● **What is being asked**
Provide the count of lines that hold "Cancella" and no other output.

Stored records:
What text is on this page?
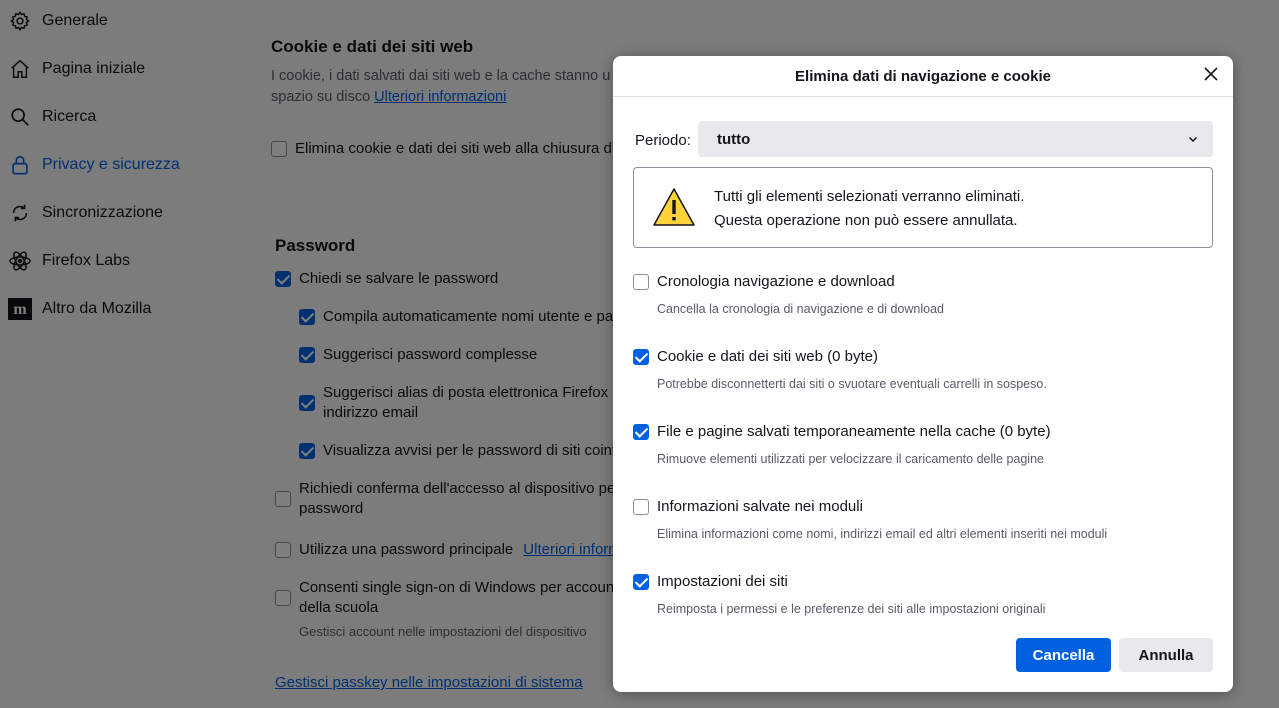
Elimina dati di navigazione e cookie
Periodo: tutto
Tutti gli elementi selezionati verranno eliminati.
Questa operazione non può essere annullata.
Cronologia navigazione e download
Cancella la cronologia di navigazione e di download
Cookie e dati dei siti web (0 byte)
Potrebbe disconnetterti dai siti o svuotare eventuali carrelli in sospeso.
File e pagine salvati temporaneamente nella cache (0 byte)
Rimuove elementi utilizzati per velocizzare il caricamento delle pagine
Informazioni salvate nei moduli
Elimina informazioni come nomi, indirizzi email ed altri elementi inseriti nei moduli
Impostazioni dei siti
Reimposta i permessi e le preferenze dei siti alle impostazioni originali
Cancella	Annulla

...

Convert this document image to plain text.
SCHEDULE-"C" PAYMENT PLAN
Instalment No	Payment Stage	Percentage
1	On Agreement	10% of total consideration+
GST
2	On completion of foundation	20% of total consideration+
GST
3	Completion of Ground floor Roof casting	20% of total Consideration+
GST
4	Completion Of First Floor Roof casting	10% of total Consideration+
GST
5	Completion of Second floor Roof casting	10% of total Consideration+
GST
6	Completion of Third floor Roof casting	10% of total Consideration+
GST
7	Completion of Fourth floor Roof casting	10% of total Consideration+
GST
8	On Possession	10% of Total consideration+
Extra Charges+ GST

● **Final answer**
2